Start Supplied records

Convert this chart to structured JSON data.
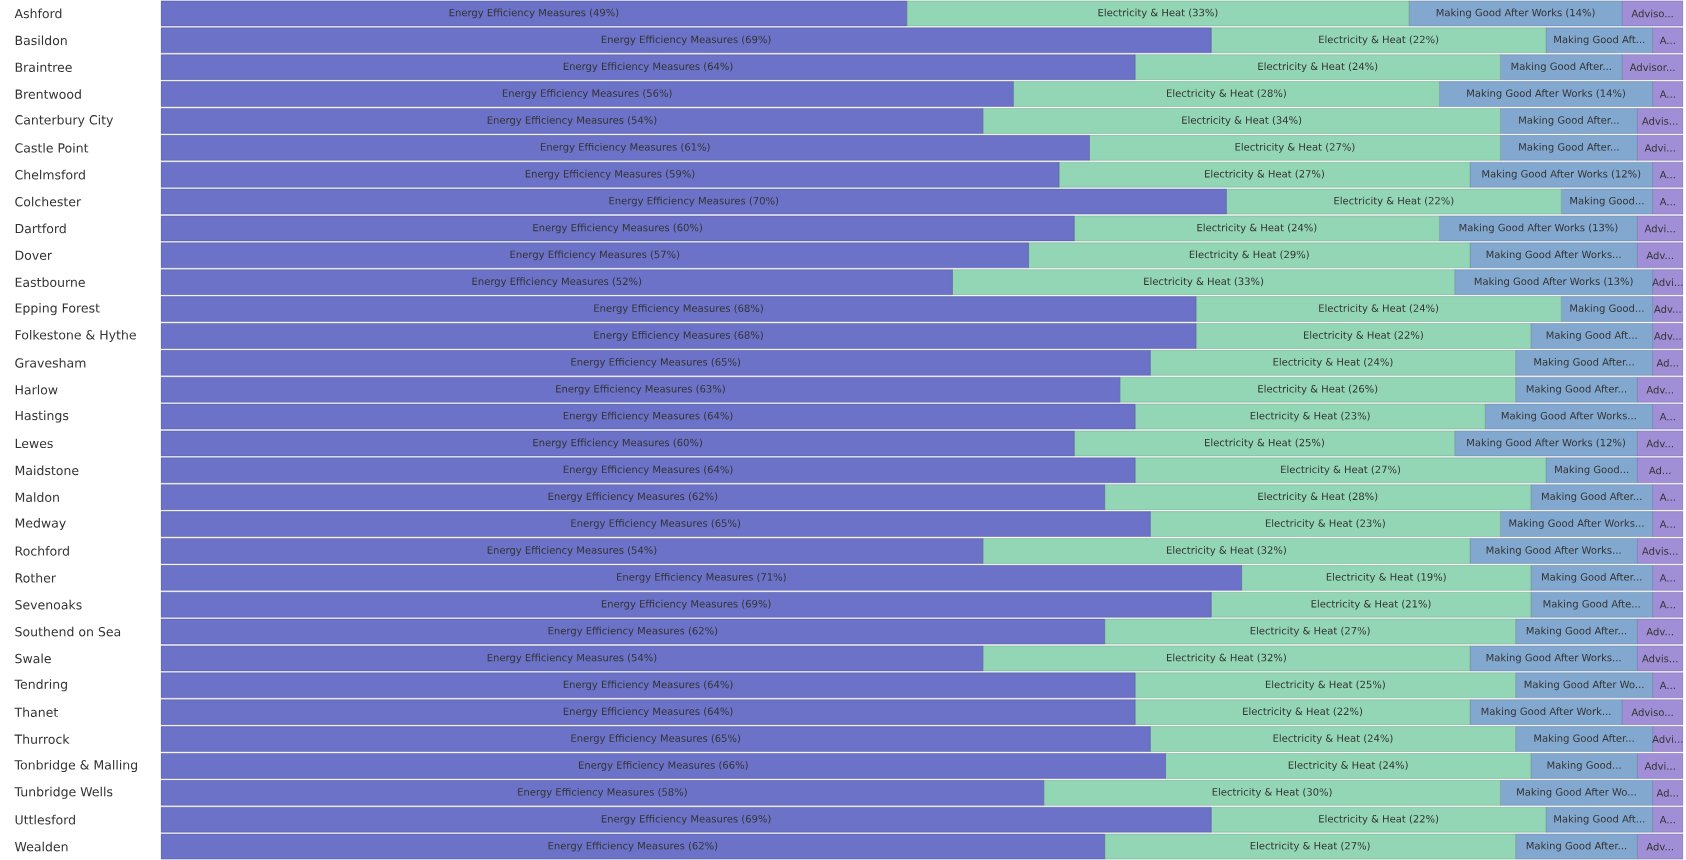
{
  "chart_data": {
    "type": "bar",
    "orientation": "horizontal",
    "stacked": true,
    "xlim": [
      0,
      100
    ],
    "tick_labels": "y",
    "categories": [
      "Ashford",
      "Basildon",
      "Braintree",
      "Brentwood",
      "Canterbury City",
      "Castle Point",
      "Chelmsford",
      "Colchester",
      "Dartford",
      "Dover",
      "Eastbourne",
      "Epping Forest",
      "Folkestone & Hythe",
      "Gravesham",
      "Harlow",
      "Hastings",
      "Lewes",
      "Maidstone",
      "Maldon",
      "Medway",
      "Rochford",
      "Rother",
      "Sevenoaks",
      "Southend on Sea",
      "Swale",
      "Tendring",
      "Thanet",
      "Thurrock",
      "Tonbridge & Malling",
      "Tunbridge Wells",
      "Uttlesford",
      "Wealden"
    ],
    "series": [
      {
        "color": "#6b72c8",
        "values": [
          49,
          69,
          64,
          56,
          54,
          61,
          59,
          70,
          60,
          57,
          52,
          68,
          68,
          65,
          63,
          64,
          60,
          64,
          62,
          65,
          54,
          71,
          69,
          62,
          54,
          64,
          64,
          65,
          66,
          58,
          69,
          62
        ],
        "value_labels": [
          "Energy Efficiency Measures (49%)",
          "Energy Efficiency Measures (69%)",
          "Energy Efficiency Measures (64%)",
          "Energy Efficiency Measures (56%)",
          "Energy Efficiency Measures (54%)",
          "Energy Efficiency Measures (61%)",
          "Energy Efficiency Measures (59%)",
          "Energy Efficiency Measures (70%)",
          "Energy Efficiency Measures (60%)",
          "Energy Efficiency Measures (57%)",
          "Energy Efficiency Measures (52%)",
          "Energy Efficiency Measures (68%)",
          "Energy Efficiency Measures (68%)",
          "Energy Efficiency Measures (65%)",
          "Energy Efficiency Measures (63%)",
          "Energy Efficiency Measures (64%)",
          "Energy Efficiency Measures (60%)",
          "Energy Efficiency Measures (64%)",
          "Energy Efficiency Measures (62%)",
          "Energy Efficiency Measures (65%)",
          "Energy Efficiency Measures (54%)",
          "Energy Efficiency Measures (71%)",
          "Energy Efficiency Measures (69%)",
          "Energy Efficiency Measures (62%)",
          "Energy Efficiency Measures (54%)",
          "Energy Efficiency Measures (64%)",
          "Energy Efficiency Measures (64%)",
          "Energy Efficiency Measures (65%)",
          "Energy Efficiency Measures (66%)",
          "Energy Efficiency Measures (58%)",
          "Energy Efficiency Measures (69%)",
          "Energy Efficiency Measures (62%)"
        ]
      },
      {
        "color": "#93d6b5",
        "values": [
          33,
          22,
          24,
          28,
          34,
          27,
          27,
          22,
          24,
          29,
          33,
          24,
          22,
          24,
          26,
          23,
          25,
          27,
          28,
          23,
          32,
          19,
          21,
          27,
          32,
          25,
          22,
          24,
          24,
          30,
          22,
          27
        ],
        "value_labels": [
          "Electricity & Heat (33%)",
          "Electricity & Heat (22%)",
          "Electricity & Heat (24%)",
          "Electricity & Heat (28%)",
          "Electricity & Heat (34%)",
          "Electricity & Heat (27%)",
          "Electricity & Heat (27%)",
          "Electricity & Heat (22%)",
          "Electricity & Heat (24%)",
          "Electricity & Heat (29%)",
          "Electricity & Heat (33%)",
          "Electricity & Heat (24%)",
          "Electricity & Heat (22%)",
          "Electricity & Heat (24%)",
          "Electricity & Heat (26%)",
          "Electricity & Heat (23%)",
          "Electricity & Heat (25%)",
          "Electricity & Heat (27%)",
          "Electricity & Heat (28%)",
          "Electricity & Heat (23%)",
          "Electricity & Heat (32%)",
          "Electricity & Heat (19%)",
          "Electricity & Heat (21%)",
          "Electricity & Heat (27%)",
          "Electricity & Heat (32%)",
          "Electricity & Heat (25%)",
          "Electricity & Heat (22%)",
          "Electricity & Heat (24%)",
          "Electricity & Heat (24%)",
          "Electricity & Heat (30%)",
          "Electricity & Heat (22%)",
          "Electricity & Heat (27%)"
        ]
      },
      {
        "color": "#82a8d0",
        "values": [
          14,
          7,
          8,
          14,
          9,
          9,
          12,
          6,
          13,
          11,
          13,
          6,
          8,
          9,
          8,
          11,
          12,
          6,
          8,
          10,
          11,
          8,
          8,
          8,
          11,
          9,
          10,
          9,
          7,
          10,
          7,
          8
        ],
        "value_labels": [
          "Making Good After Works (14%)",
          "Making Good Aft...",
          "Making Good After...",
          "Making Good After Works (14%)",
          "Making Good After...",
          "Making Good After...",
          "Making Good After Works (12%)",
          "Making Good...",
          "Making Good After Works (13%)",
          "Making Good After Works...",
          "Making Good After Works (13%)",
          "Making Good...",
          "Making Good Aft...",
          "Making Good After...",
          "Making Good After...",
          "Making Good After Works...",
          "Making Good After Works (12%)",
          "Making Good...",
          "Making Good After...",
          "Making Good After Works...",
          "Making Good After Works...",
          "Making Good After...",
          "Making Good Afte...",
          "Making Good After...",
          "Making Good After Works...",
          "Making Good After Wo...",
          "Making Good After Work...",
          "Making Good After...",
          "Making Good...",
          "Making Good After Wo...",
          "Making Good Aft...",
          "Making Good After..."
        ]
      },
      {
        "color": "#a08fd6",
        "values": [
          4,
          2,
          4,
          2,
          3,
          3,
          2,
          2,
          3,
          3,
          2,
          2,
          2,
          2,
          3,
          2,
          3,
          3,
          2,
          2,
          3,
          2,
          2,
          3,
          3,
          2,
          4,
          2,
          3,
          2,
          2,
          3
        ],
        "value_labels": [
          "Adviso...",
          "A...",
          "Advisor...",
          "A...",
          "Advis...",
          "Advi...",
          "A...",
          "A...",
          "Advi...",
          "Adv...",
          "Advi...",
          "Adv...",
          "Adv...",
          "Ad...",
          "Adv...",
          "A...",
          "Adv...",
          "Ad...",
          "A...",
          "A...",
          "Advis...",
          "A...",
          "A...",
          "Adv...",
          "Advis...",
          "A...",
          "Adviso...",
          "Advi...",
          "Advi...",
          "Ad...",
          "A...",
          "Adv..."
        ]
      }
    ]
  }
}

End Supplied records

■ Task directions:
Without the pictures, return the entries exactly as they appear.

■ Answer to this problem:
Convert this chart to structured JSON data.
{
  "chart_data": {
    "type": "bar",
    "orientation": "horizontal",
    "stacked": true,
    "xlim": [
      0,
      100
    ],
    "tick_labels": "y",
    "categories": [
      "Ashford",
      "Basildon",
      "Braintree",
      "Brentwood",
      "Canterbury City",
      "Castle Point",
      "Chelmsford",
      "Colchester",
      "Dartford",
      "Dover",
      "Eastbourne",
      "Epping Forest",
      "Folkestone & Hythe",
      "Gravesham",
      "Harlow",
      "Hastings",
      "Lewes",
      "Maidstone",
      "Maldon",
      "Medway",
      "Rochford",
      "Rother",
      "Sevenoaks",
      "Southend on Sea",
      "Swale",
      "Tendring",
      "Thanet",
      "Thurrock",
      "Tonbridge & Malling",
      "Tunbridge Wells",
      "Uttlesford",
      "Wealden"
    ],
    "series": [
      {
        "color": "#6b72c8",
        "values": [
          49,
          69,
          64,
          56,
          54,
          61,
          59,
          70,
          60,
          57,
          52,
          68,
          68,
          65,
          63,
          64,
          60,
          64,
          62,
          65,
          54,
          71,
          69,
          62,
          54,
          64,
          64,
          65,
          66,
          58,
          69,
          62
        ],
        "value_labels": [
          "Energy Efficiency Measures (49%)",
          "Energy Efficiency Measures (69%)",
          "Energy Efficiency Measures (64%)",
          "Energy Efficiency Measures (56%)",
          "Energy Efficiency Measures (54%)",
          "Energy Efficiency Measures (61%)",
          "Energy Efficiency Measures (59%)",
          "Energy Efficiency Measures (70%)",
          "Energy Efficiency Measures (60%)",
          "Energy Efficiency Measures (57%)",
          "Energy Efficiency Measures (52%)",
          "Energy Efficiency Measures (68%)",
          "Energy Efficiency Measures (68%)",
          "Energy Efficiency Measures (65%)",
          "Energy Efficiency Measures (63%)",
          "Energy Efficiency Measures (64%)",
          "Energy Efficiency Measures (60%)",
          "Energy Efficiency Measures (64%)",
          "Energy Efficiency Measures (62%)",
          "Energy Efficiency Measures (65%)",
          "Energy Efficiency Measures (54%)",
          "Energy Efficiency Measures (71%)",
          "Energy Efficiency Measures (69%)",
          "Energy Efficiency Measures (62%)",
          "Energy Efficiency Measures (54%)",
          "Energy Efficiency Measures (64%)",
          "Energy Efficiency Measures (64%)",
          "Energy Efficiency Measures (65%)",
          "Energy Efficiency Measures (66%)",
          "Energy Efficiency Measures (58%)",
          "Energy Efficiency Measures (69%)",
          "Energy Efficiency Measures (62%)"
        ]
      },
      {
        "color": "#93d6b5",
        "values": [
          33,
          22,
          24,
          28,
          34,
          27,
          27,
          22,
          24,
          29,
          33,
          24,
          22,
          24,
          26,
          23,
          25,
          27,
          28,
          23,
          32,
          19,
          21,
          27,
          32,
          25,
          22,
          24,
          24,
          30,
          22,
          27
        ],
        "value_labels": [
          "Electricity & Heat (33%)",
          "Electricity & Heat (22%)",
          "Electricity & Heat (24%)",
          "Electricity & Heat (28%)",
          "Electricity & Heat (34%)",
          "Electricity & Heat (27%)",
          "Electricity & Heat (27%)",
          "Electricity & Heat (22%)",
          "Electricity & Heat (24%)",
          "Electricity & Heat (29%)",
          "Electricity & Heat (33%)",
          "Electricity & Heat (24%)",
          "Electricity & Heat (22%)",
          "Electricity & Heat (24%)",
          "Electricity & Heat (26%)",
          "Electricity & Heat (23%)",
          "Electricity & Heat (25%)",
          "Electricity & Heat (27%)",
          "Electricity & Heat (28%)",
          "Electricity & Heat (23%)",
          "Electricity & Heat (32%)",
          "Electricity & Heat (19%)",
          "Electricity & Heat (21%)",
          "Electricity & Heat (27%)",
          "Electricity & Heat (32%)",
          "Electricity & Heat (25%)",
          "Electricity & Heat (22%)",
          "Electricity & Heat (24%)",
          "Electricity & Heat (24%)",
          "Electricity & Heat (30%)",
          "Electricity & Heat (22%)",
          "Electricity & Heat (27%)"
        ]
      },
      {
        "color": "#82a8d0",
        "values": [
          14,
          7,
          8,
          14,
          9,
          9,
          12,
          6,
          13,
          11,
          13,
          6,
          8,
          9,
          8,
          11,
          12,
          6,
          8,
          10,
          11,
          8,
          8,
          8,
          11,
          9,
          10,
          9,
          7,
          10,
          7,
          8
        ],
        "value_labels": [
          "Making Good After Works (14%)",
          "Making Good Aft...",
          "Making Good After...",
          "Making Good After Works (14%)",
          "Making Good After...",
          "Making Good After...",
          "Making Good After Works (12%)",
          "Making Good...",
          "Making Good After Works (13%)",
          "Making Good After Works...",
          "Making Good After Works (13%)",
          "Making Good...",
          "Making Good Aft...",
          "Making Good After...",
          "Making Good After...",
          "Making Good After Works...",
          "Making Good After Works (12%)",
          "Making Good...",
          "Making Good After...",
          "Making Good After Works...",
          "Making Good After Works...",
          "Making Good After...",
          "Making Good Afte...",
          "Making Good After...",
          "Making Good After Works...",
          "Making Good After Wo...",
          "Making Good After Work...",
          "Making Good After...",
          "Making Good...",
          "Making Good After Wo...",
          "Making Good Aft...",
          "Making Good After..."
        ]
      },
      {
        "color": "#a08fd6",
        "values": [
          4,
          2,
          4,
          2,
          3,
          3,
          2,
          2,
          3,
          3,
          2,
          2,
          2,
          2,
          3,
          2,
          3,
          3,
          2,
          2,
          3,
          2,
          2,
          3,
          3,
          2,
          4,
          2,
          3,
          2,
          2,
          3
        ],
        "value_labels": [
          "Adviso...",
          "A...",
          "Advisor...",
          "A...",
          "Advis...",
          "Advi...",
          "A...",
          "A...",
          "Advi...",
          "Adv...",
          "Advi...",
          "Adv...",
          "Adv...",
          "Ad...",
          "Adv...",
          "A...",
          "Adv...",
          "Ad...",
          "A...",
          "A...",
          "Advis...",
          "A...",
          "A...",
          "Adv...",
          "Advis...",
          "A...",
          "Adviso...",
          "Advi...",
          "Advi...",
          "Ad...",
          "A...",
          "Adv..."
        ]
      }
    ]
  }
}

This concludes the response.